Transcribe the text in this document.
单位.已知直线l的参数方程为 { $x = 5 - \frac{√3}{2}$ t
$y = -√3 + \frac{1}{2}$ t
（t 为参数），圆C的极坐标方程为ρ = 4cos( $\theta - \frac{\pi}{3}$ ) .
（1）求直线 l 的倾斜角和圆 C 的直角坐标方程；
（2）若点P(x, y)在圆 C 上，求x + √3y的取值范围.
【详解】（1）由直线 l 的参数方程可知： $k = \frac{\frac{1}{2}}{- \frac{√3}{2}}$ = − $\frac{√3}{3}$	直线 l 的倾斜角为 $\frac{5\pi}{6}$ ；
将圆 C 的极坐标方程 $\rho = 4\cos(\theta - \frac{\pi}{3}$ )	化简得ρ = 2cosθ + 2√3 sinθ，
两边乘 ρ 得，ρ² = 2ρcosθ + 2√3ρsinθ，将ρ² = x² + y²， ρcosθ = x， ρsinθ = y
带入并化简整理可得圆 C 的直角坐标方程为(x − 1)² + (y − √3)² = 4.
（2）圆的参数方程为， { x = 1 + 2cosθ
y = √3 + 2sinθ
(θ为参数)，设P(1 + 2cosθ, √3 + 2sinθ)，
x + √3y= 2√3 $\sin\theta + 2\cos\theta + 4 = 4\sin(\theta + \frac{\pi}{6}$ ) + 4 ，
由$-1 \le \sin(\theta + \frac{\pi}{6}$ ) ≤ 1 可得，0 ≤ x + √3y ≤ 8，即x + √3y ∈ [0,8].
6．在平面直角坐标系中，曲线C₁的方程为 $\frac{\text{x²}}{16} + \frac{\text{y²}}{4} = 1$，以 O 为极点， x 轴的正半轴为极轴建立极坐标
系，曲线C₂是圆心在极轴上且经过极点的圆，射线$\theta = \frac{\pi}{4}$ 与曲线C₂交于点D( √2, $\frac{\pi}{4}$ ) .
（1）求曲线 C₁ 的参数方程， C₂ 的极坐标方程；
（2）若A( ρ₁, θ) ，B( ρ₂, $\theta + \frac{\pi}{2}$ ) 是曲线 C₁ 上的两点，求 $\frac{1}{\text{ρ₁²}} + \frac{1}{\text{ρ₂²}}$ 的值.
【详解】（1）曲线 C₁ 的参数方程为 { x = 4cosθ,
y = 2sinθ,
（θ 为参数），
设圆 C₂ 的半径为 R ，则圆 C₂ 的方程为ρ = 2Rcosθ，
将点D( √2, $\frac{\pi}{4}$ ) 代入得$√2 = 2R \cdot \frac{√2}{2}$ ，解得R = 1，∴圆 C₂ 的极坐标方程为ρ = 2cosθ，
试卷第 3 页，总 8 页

● WHAT YOU HAVE TO DO
Every entry in the listing must be retyped exactly.

● CORRECT RESULT
Transcribe the text in this document.
单位.已知直线l的参数方程为 { $x = 5 - \frac{√3}{2}$ t
$y = -√3 + \frac{1}{2}$ t
（t 为参数），圆C的极坐标方程为ρ = 4cos( $\theta - \frac{\pi}{3}$ ) .
（1）求直线 l 的倾斜角和圆 C 的直角坐标方程；
（2）若点P(x, y)在圆 C 上，求x + √3y的取值范围.
【详解】（1）由直线 l 的参数方程可知： $k = \frac{\frac{1}{2}}{- \frac{√3}{2}}$ = − $\frac{√3}{3}$	直线 l 的倾斜角为 $\frac{5\pi}{6}$ ；
将圆 C 的极坐标方程 $\rho = 4\cos(\theta - \frac{\pi}{3}$ )	化简得ρ = 2cosθ + 2√3 sinθ，
两边乘 ρ 得，ρ² = 2ρcosθ + 2√3ρsinθ，将ρ² = x² + y²， ρcosθ = x， ρsinθ = y
带入并化简整理可得圆 C 的直角坐标方程为(x − 1)² + (y − √3)² = 4.
（2）圆的参数方程为， { x = 1 + 2cosθ
y = √3 + 2sinθ
(θ为参数)，设P(1 + 2cosθ, √3 + 2sinθ)，
x + √3y= 2√3 $\sin\theta + 2\cos\theta + 4 = 4\sin(\theta + \frac{\pi}{6}$ ) + 4 ，
由$-1 \le \sin(\theta + \frac{\pi}{6}$ ) ≤ 1 可得，0 ≤ x + √3y ≤ 8，即x + √3y ∈ [0,8].
6．在平面直角坐标系中，曲线C₁的方程为 $\frac{\text{x²}}{16} + \frac{\text{y²}}{4} = 1$，以 O 为极点， x 轴的正半轴为极轴建立极坐标
系，曲线C₂是圆心在极轴上且经过极点的圆，射线$\theta = \frac{\pi}{4}$ 与曲线C₂交于点D( √2, $\frac{\pi}{4}$ ) .
（1）求曲线 C₁ 的参数方程， C₂ 的极坐标方程；
（2）若A( ρ₁, θ) ，B( ρ₂, $\theta + \frac{\pi}{2}$ ) 是曲线 C₁ 上的两点，求 $\frac{1}{\text{ρ₁²}} + \frac{1}{\text{ρ₂²}}$ 的值.
【详解】（1）曲线 C₁ 的参数方程为 { x = 4cosθ,
y = 2sinθ,
（θ 为参数），
设圆 C₂ 的半径为 R ，则圆 C₂ 的方程为ρ = 2Rcosθ，
将点D( √2, $\frac{\pi}{4}$ ) 代入得$√2 = 2R \cdot \frac{√2}{2}$ ，解得R = 1，∴圆 C₂ 的极坐标方程为ρ = 2cosθ，
试卷第 3 页，总 8 页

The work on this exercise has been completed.